Direction:
Locate the string "Registry" in the records below. Copy every line where it occurs.

Chart and figure data:
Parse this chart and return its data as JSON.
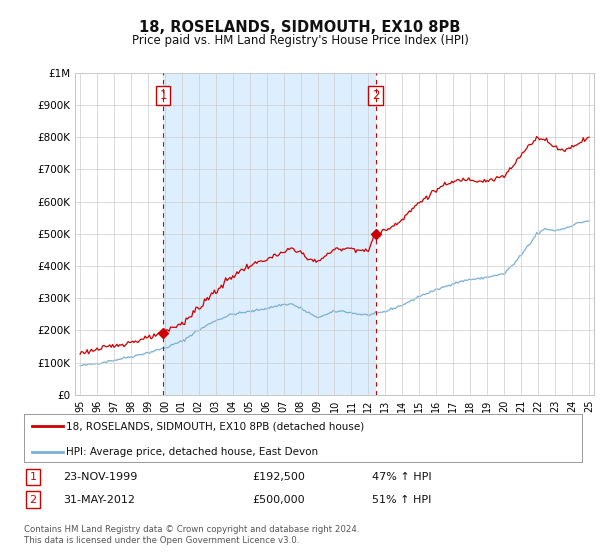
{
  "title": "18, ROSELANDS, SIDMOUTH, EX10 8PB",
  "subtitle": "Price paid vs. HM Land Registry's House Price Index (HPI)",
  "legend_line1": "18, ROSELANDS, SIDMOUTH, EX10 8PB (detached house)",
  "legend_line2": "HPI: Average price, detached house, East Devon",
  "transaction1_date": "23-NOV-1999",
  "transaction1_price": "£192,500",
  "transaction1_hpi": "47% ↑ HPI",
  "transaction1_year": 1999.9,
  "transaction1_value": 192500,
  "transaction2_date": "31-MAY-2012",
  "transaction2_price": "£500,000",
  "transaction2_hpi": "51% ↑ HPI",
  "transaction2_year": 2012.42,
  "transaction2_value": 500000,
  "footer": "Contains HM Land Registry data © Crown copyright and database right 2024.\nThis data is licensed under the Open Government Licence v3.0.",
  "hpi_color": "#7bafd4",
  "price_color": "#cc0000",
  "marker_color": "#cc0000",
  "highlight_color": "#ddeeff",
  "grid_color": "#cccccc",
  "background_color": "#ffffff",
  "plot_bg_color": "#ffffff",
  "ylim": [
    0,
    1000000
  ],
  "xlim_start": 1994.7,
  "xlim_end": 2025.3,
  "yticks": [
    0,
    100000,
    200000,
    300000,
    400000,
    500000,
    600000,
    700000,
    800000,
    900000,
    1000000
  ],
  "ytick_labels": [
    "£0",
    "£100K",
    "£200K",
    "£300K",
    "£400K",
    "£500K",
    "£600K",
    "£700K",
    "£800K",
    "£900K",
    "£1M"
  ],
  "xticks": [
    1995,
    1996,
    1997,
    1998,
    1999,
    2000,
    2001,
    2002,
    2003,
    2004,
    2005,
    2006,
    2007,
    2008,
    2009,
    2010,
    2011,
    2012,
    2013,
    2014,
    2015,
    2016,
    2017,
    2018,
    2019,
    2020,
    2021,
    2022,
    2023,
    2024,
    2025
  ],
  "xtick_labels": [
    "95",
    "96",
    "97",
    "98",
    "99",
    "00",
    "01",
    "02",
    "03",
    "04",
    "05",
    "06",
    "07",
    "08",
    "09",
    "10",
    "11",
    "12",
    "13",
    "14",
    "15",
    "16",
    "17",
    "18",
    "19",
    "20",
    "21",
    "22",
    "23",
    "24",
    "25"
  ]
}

Worked answer:
  "subtitle": "Price paid vs. HM Land Registry's House Price Index (HPI)",
  "footer": "Contains HM Land Registry data © Crown copyright and database right 2024.\nThis data is licensed under the Open Government Licence v3.0.",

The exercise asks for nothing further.